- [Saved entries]
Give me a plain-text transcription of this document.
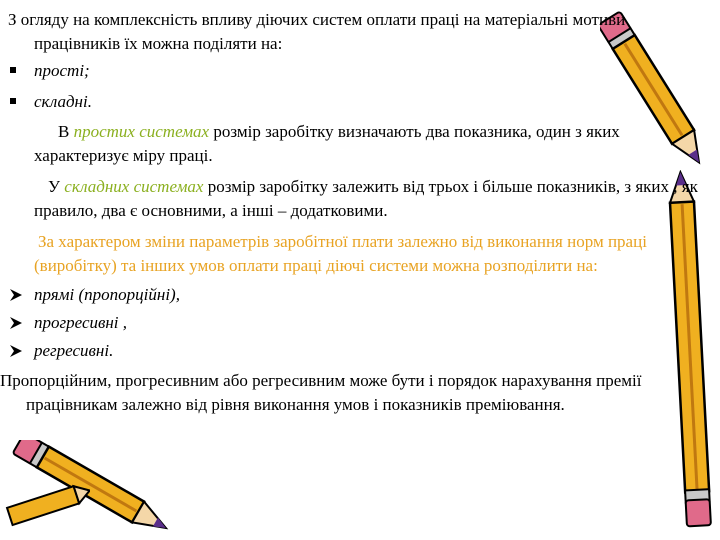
З огляду на комплексність впливу діючих систем оплати праці на матеріальні мотиви працівників їх можна поділяти на:

прості;
складні.

В простих системах розмір заробітку визначають два показника, один з яких характеризує міру праці.

У складних системах розмір заробітку залежить від трьох і більше показників, з яких , як правило, два є основними, а інші – додатковими.

За характером зміни параметрів заробітної плати залежно від виконання норм праці (виробітку) та інших умов оплати праці діючі системи можна розподілити на:

прямі (пропорційні),
прогресивні ,
регресивні.

Пропорційним, прогресивним або регресивним може бути і порядок нарахування премії працівникам залежно від рівня виконання умов і показників преміювання.
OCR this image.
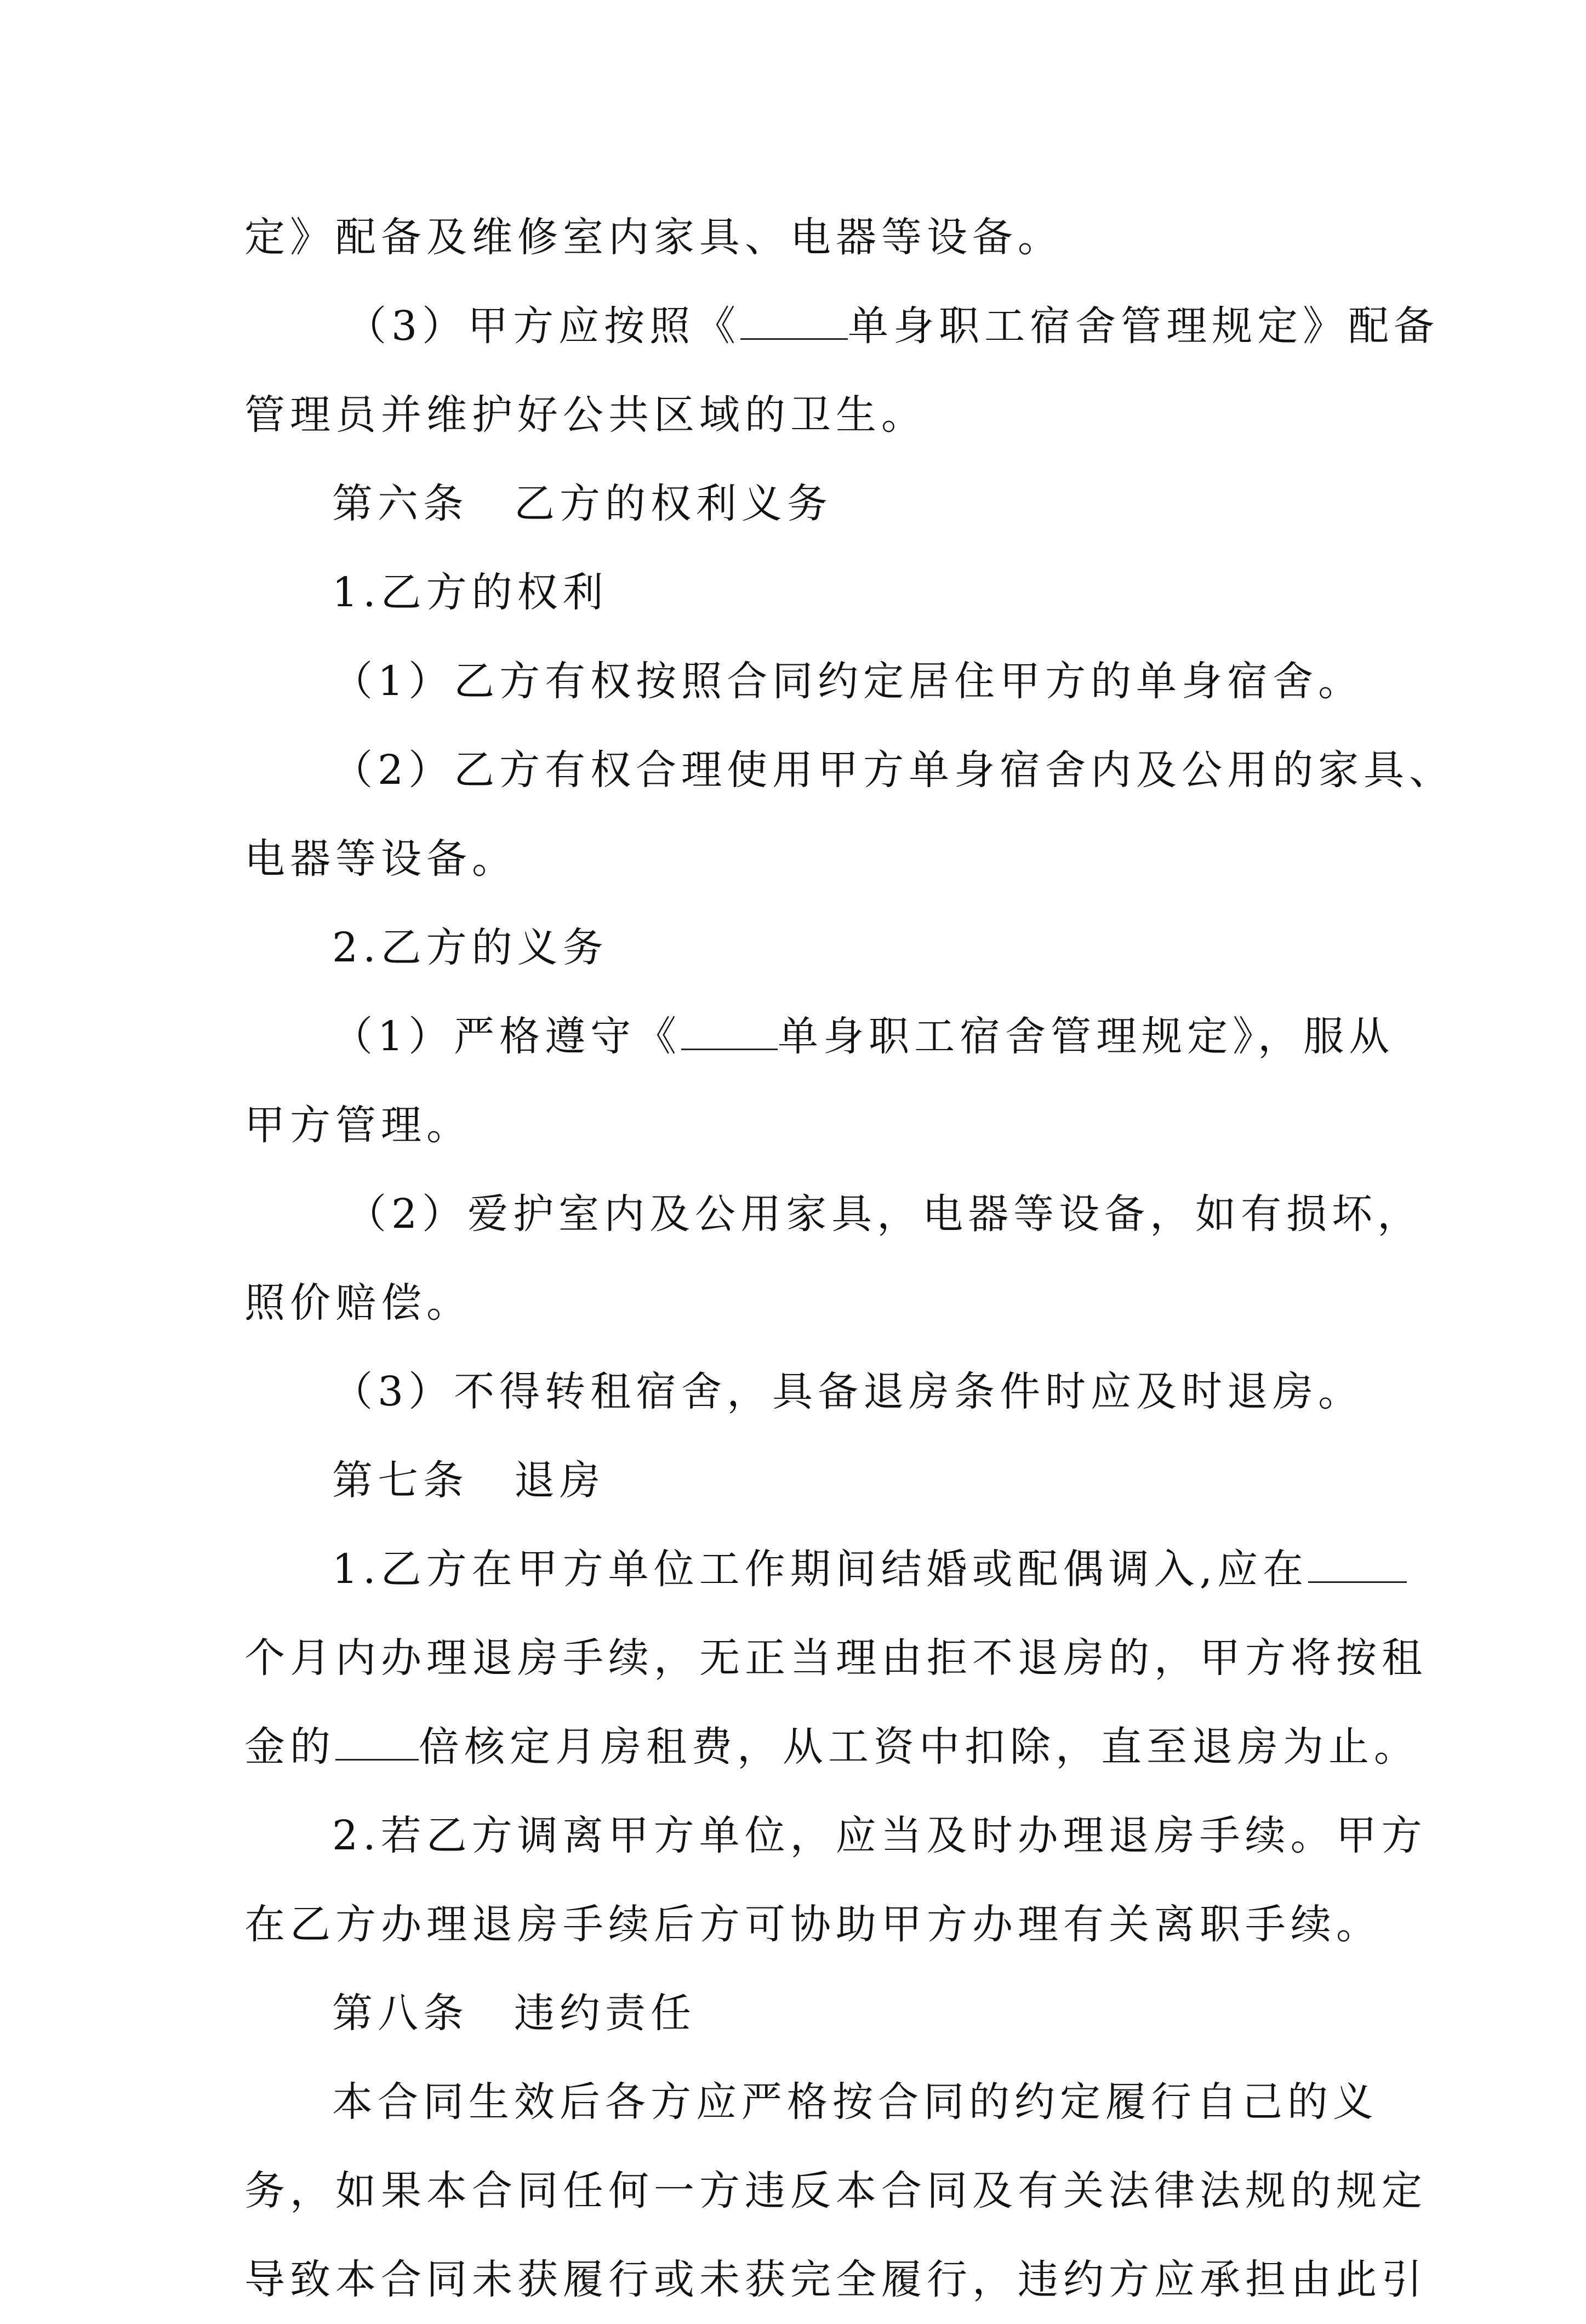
定》配备及维修室内家具、电器等设备。
（3）甲方应按照《	单身职工宿舍管理规定》配备
管理员并维护好公共区域的卫生。
第六条　乙方的权利义务
1.乙方的权利
（1）乙方有权按照合同约定居住甲方的单身宿舍。
（2）乙方有权合理使用甲方单身宿舍内及公用的家具、
电器等设备。
2.乙方的义务
（1）严格遵守《 单身职工宿舍管理规定》，服从
甲方管理。
（2）爱护室内及公用家具，电器等设备，如有损坏，
照价赔偿。
（3）不得转租宿舍，具备退房条件时应及时退房。
第七条　退房
1.乙方在甲方单位工作期间结婚或配偶调入,应在
个月内办理退房手续，无正当理由拒不退房的，甲方将按租
金的 倍核定月房租费，从工资中扣除，直至退房为止。
2.若乙方调离甲方单位，应当及时办理退房手续。甲方
在乙方办理退房手续后方可协助甲方办理有关离职手续。
第八条　违约责任
本合同生效后各方应严格按合同的约定履行自己的义
务，如果本合同任何一方违反本合同及有关法律法规的规定
导致本合同未获履行或未获完全履行，违约方应承担由此引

- [To do] Copy the records exactly. Skip the pictures.

- [The reply]
Give me a plain-text transcription of this document.
З огляду на комплексність впливу діючих систем оплати праці на матеріальні мотиви працівників їх можна поділяти на:

прості;
складні.

В простих системах розмір заробітку визначають два показника, один з яких характеризує міру праці.

У складних системах розмір заробітку залежить від трьох і більше показників, з яких , як правило, два є основними, а інші – додатковими.

За характером зміни параметрів заробітної плати залежно від виконання норм праці (виробітку) та інших умов оплати праці діючі системи можна розподілити на:

прямі (пропорційні),
прогресивні ,
регресивні.

Пропорційним, прогресивним або регресивним може бути і порядок нарахування премії працівникам залежно від рівня виконання умов і показників преміювання.
OCR this image.
定》配备及维修室内家具、电器等设备。
（3）甲方应按照《	单身职工宿舍管理规定》配备
管理员并维护好公共区域的卫生。
第六条　乙方的权利义务
1.乙方的权利
（1）乙方有权按照合同约定居住甲方的单身宿舍。
（2）乙方有权合理使用甲方单身宿舍内及公用的家具、
电器等设备。
2.乙方的义务
（1）严格遵守《 单身职工宿舍管理规定》，服从
甲方管理。
（2）爱护室内及公用家具，电器等设备，如有损坏，
照价赔偿。
（3）不得转租宿舍，具备退房条件时应及时退房。
第七条　退房
1.乙方在甲方单位工作期间结婚或配偶调入,应在
个月内办理退房手续，无正当理由拒不退房的，甲方将按租
金的 倍核定月房租费，从工资中扣除，直至退房为止。
2.若乙方调离甲方单位，应当及时办理退房手续。甲方
在乙方办理退房手续后方可协助甲方办理有关离职手续。
第八条　违约责任
本合同生效后各方应严格按合同的约定履行自己的义
务，如果本合同任何一方违反本合同及有关法律法规的规定
导致本合同未获履行或未获完全履行，违约方应承担由此引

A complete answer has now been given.